▶ **Dataset excerpts**:
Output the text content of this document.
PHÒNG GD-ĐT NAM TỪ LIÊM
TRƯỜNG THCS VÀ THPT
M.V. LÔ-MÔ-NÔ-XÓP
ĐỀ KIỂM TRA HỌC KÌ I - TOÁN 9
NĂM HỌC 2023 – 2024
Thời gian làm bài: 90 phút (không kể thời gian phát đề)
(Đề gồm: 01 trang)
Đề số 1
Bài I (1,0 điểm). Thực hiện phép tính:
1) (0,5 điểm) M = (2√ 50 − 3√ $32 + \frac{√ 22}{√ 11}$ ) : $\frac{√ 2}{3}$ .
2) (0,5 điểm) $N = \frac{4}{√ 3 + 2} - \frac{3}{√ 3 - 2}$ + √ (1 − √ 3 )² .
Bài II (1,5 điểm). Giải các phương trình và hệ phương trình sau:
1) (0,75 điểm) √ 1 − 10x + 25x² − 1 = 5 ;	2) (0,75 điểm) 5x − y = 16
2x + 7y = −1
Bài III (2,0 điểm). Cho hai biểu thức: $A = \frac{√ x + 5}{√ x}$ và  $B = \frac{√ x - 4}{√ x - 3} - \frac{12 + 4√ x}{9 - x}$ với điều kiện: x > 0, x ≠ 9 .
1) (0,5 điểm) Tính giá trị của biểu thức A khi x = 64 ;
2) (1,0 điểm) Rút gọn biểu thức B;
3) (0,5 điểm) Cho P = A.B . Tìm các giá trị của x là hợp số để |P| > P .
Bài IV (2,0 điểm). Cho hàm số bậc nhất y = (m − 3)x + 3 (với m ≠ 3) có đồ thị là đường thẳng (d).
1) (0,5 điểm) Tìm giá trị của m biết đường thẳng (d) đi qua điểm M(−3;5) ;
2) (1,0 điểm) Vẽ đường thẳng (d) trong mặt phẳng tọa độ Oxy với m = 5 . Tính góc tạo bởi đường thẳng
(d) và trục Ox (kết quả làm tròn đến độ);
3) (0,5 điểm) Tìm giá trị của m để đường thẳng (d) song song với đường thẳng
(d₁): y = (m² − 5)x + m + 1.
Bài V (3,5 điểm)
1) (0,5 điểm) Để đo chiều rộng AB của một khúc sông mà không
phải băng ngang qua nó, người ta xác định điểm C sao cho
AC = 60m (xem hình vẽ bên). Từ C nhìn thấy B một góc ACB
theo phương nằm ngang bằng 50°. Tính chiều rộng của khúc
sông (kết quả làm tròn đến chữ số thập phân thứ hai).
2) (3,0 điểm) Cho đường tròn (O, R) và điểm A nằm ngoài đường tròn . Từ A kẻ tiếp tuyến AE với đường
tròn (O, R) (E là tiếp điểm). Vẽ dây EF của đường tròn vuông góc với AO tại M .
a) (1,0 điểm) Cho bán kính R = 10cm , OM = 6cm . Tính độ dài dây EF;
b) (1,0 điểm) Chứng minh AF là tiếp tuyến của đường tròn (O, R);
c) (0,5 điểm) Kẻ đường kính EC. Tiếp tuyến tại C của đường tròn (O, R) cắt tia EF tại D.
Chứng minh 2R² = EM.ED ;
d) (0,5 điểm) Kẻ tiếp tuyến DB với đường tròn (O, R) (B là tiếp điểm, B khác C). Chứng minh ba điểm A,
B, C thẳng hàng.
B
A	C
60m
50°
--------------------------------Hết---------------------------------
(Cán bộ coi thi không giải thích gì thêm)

▶ **Problem**: In this exercise, repeat all entries exactly.

▶ **Solution to this task**:
Output the text content of this document.
PHÒNG GD-ĐT NAM TỪ LIÊM
TRƯỜNG THCS VÀ THPT
M.V. LÔ-MÔ-NÔ-XÓP
ĐỀ KIỂM TRA HỌC KÌ I - TOÁN 9
NĂM HỌC 2023 – 2024
Thời gian làm bài: 90 phút (không kể thời gian phát đề)
(Đề gồm: 01 trang)
Đề số 1
Bài I (1,0 điểm). Thực hiện phép tính:
1) (0,5 điểm) M = (2√ 50 − 3√ $32 + \frac{√ 22}{√ 11}$ ) : $\frac{√ 2}{3}$ .
2) (0,5 điểm) $N = \frac{4}{√ 3 + 2} - \frac{3}{√ 3 - 2}$ + √ (1 − √ 3 )² .
Bài II (1,5 điểm). Giải các phương trình và hệ phương trình sau:
1) (0,75 điểm) √ 1 − 10x + 25x² − 1 = 5 ;	2) (0,75 điểm) 5x − y = 16
2x + 7y = −1
Bài III (2,0 điểm). Cho hai biểu thức: $A = \frac{√ x + 5}{√ x}$ và  $B = \frac{√ x - 4}{√ x - 3} - \frac{12 + 4√ x}{9 - x}$ với điều kiện: x > 0, x ≠ 9 .
1) (0,5 điểm) Tính giá trị của biểu thức A khi x = 64 ;
2) (1,0 điểm) Rút gọn biểu thức B;
3) (0,5 điểm) Cho P = A.B . Tìm các giá trị của x là hợp số để |P| > P .
Bài IV (2,0 điểm). Cho hàm số bậc nhất y = (m − 3)x + 3 (với m ≠ 3) có đồ thị là đường thẳng (d).
1) (0,5 điểm) Tìm giá trị của m biết đường thẳng (d) đi qua điểm M(−3;5) ;
2) (1,0 điểm) Vẽ đường thẳng (d) trong mặt phẳng tọa độ Oxy với m = 5 . Tính góc tạo bởi đường thẳng
(d) và trục Ox (kết quả làm tròn đến độ);
3) (0,5 điểm) Tìm giá trị của m để đường thẳng (d) song song với đường thẳng
(d₁): y = (m² − 5)x + m + 1.
Bài V (3,5 điểm)
1) (0,5 điểm) Để đo chiều rộng AB của một khúc sông mà không
phải băng ngang qua nó, người ta xác định điểm C sao cho
AC = 60m (xem hình vẽ bên). Từ C nhìn thấy B một góc ACB
theo phương nằm ngang bằng 50°. Tính chiều rộng của khúc
sông (kết quả làm tròn đến chữ số thập phân thứ hai).
2) (3,0 điểm) Cho đường tròn (O, R) và điểm A nằm ngoài đường tròn . Từ A kẻ tiếp tuyến AE với đường
tròn (O, R) (E là tiếp điểm). Vẽ dây EF của đường tròn vuông góc với AO tại M .
a) (1,0 điểm) Cho bán kính R = 10cm , OM = 6cm . Tính độ dài dây EF;
b) (1,0 điểm) Chứng minh AF là tiếp tuyến của đường tròn (O, R);
c) (0,5 điểm) Kẻ đường kính EC. Tiếp tuyến tại C của đường tròn (O, R) cắt tia EF tại D.
Chứng minh 2R² = EM.ED ;
d) (0,5 điểm) Kẻ tiếp tuyến DB với đường tròn (O, R) (B là tiếp điểm, B khác C). Chứng minh ba điểm A,
B, C thẳng hàng.
B
A	C
60m
50°
--------------------------------Hết---------------------------------
(Cán bộ coi thi không giải thích gì thêm)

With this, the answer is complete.